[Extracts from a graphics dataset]
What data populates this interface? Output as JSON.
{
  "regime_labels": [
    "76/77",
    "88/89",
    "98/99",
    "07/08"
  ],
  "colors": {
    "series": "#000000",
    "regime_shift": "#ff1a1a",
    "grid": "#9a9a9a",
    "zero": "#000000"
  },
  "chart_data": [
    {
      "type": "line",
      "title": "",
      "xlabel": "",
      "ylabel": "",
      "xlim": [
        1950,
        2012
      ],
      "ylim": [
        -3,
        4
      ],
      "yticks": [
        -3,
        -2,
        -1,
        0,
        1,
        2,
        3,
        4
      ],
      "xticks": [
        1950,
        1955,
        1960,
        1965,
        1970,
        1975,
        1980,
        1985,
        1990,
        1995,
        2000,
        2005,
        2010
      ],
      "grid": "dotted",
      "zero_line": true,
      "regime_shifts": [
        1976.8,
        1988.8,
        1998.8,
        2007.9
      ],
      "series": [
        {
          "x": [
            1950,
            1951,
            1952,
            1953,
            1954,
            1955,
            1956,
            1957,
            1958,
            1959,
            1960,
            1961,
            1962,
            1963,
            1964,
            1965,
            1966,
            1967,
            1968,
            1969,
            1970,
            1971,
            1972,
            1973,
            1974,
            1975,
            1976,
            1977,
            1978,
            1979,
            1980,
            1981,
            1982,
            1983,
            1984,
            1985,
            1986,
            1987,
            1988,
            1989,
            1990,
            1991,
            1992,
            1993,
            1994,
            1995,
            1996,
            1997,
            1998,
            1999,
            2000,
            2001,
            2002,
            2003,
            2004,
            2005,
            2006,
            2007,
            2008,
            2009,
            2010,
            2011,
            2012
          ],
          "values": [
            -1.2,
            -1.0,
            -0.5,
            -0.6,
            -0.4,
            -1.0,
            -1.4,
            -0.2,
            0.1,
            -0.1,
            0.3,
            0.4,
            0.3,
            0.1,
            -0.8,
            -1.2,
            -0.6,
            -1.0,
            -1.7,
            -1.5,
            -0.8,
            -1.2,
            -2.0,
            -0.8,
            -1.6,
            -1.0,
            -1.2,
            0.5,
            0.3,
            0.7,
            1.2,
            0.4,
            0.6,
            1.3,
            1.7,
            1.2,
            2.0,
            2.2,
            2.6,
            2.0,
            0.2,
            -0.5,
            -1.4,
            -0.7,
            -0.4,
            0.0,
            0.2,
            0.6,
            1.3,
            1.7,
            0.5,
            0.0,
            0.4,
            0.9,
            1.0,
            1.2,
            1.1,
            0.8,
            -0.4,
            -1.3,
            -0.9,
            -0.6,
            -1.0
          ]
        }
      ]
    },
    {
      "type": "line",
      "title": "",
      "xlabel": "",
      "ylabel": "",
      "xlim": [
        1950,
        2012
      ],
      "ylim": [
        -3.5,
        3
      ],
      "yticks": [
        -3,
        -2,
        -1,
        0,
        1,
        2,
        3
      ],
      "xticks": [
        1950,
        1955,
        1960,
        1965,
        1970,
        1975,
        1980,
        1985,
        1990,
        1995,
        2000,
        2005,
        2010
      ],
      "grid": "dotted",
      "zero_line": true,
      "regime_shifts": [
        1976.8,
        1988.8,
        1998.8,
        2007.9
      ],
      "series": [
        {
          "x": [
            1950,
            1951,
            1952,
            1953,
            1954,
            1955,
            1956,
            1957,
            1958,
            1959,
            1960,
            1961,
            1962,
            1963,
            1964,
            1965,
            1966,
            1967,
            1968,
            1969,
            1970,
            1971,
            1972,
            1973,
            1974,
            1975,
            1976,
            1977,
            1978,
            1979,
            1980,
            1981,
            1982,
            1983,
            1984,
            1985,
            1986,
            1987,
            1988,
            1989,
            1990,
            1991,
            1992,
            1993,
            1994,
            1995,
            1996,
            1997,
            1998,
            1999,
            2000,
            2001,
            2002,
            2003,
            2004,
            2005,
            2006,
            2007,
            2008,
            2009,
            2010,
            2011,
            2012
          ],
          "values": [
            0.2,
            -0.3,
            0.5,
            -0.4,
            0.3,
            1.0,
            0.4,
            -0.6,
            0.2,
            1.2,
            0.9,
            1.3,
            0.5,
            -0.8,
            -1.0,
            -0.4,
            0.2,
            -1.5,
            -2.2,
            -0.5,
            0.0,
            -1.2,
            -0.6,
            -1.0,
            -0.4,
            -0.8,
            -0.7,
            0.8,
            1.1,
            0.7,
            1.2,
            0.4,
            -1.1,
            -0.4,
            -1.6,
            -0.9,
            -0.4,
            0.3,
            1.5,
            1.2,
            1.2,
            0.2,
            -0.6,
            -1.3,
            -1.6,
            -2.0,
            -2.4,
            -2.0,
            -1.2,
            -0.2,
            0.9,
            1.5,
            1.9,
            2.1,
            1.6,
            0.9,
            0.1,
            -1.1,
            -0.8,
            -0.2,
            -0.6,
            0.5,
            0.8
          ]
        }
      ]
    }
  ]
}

■ **SHORT EXERCISE**: Restate every line of the data word for word.

■ **SOLUTION TO THE PROBLEM**:
What data populates this interface? Output as JSON.
{
  "regime_labels": [
    "76/77",
    "88/89",
    "98/99",
    "07/08"
  ],
  "colors": {
    "series": "#000000",
    "regime_shift": "#ff1a1a",
    "grid": "#9a9a9a",
    "zero": "#000000"
  },
  "chart_data": [
    {
      "type": "line",
      "title": "",
      "xlabel": "",
      "ylabel": "",
      "xlim": [
        1950,
        2012
      ],
      "ylim": [
        -3,
        4
      ],
      "yticks": [
        -3,
        -2,
        -1,
        0,
        1,
        2,
        3,
        4
      ],
      "xticks": [
        1950,
        1955,
        1960,
        1965,
        1970,
        1975,
        1980,
        1985,
        1990,
        1995,
        2000,
        2005,
        2010
      ],
      "grid": "dotted",
      "zero_line": true,
      "regime_shifts": [
        1976.8,
        1988.8,
        1998.8,
        2007.9
      ],
      "series": [
        {
          "x": [
            1950,
            1951,
            1952,
            1953,
            1954,
            1955,
            1956,
            1957,
            1958,
            1959,
            1960,
            1961,
            1962,
            1963,
            1964,
            1965,
            1966,
            1967,
            1968,
            1969,
            1970,
            1971,
            1972,
            1973,
            1974,
            1975,
            1976,
            1977,
            1978,
            1979,
            1980,
            1981,
            1982,
            1983,
            1984,
            1985,
            1986,
            1987,
            1988,
            1989,
            1990,
            1991,
            1992,
            1993,
            1994,
            1995,
            1996,
            1997,
            1998,
            1999,
            2000,
            2001,
            2002,
            2003,
            2004,
            2005,
            2006,
            2007,
            2008,
            2009,
            2010,
            2011,
            2012
          ],
          "values": [
            -1.2,
            -1.0,
            -0.5,
            -0.6,
            -0.4,
            -1.0,
            -1.4,
            -0.2,
            0.1,
            -0.1,
            0.3,
            0.4,
            0.3,
            0.1,
            -0.8,
            -1.2,
            -0.6,
            -1.0,
            -1.7,
            -1.5,
            -0.8,
            -1.2,
            -2.0,
            -0.8,
            -1.6,
            -1.0,
            -1.2,
            0.5,
            0.3,
            0.7,
            1.2,
            0.4,
            0.6,
            1.3,
            1.7,
            1.2,
            2.0,
            2.2,
            2.6,
            2.0,
            0.2,
            -0.5,
            -1.4,
            -0.7,
            -0.4,
            0.0,
            0.2,
            0.6,
            1.3,
            1.7,
            0.5,
            0.0,
            0.4,
            0.9,
            1.0,
            1.2,
            1.1,
            0.8,
            -0.4,
            -1.3,
            -0.9,
            -0.6,
            -1.0
          ]
        }
      ]
    },
    {
      "type": "line",
      "title": "",
      "xlabel": "",
      "ylabel": "",
      "xlim": [
        1950,
        2012
      ],
      "ylim": [
        -3.5,
        3
      ],
      "yticks": [
        -3,
        -2,
        -1,
        0,
        1,
        2,
        3
      ],
      "xticks": [
        1950,
        1955,
        1960,
        1965,
        1970,
        1975,
        1980,
        1985,
        1990,
        1995,
        2000,
        2005,
        2010
      ],
      "grid": "dotted",
      "zero_line": true,
      "regime_shifts": [
        1976.8,
        1988.8,
        1998.8,
        2007.9
      ],
      "series": [
        {
          "x": [
            1950,
            1951,
            1952,
            1953,
            1954,
            1955,
            1956,
            1957,
            1958,
            1959,
            1960,
            1961,
            1962,
            1963,
            1964,
            1965,
            1966,
            1967,
            1968,
            1969,
            1970,
            1971,
            1972,
            1973,
            1974,
            1975,
            1976,
            1977,
            1978,
            1979,
            1980,
            1981,
            1982,
            1983,
            1984,
            1985,
            1986,
            1987,
            1988,
            1989,
            1990,
            1991,
            1992,
            1993,
            1994,
            1995,
            1996,
            1997,
            1998,
            1999,
            2000,
            2001,
            2002,
            2003,
            2004,
            2005,
            2006,
            2007,
            2008,
            2009,
            2010,
            2011,
            2012
          ],
          "values": [
            0.2,
            -0.3,
            0.5,
            -0.4,
            0.3,
            1.0,
            0.4,
            -0.6,
            0.2,
            1.2,
            0.9,
            1.3,
            0.5,
            -0.8,
            -1.0,
            -0.4,
            0.2,
            -1.5,
            -2.2,
            -0.5,
            0.0,
            -1.2,
            -0.6,
            -1.0,
            -0.4,
            -0.8,
            -0.7,
            0.8,
            1.1,
            0.7,
            1.2,
            0.4,
            -1.1,
            -0.4,
            -1.6,
            -0.9,
            -0.4,
            0.3,
            1.5,
            1.2,
            1.2,
            0.2,
            -0.6,
            -1.3,
            -1.6,
            -2.0,
            -2.4,
            -2.0,
            -1.2,
            -0.2,
            0.9,
            1.5,
            1.9,
            2.1,
            1.6,
            0.9,
            0.1,
            -1.1,
            -0.8,
            -0.2,
            -0.6,
            0.5,
            0.8
          ]
        }
      ]
    }
  ]
}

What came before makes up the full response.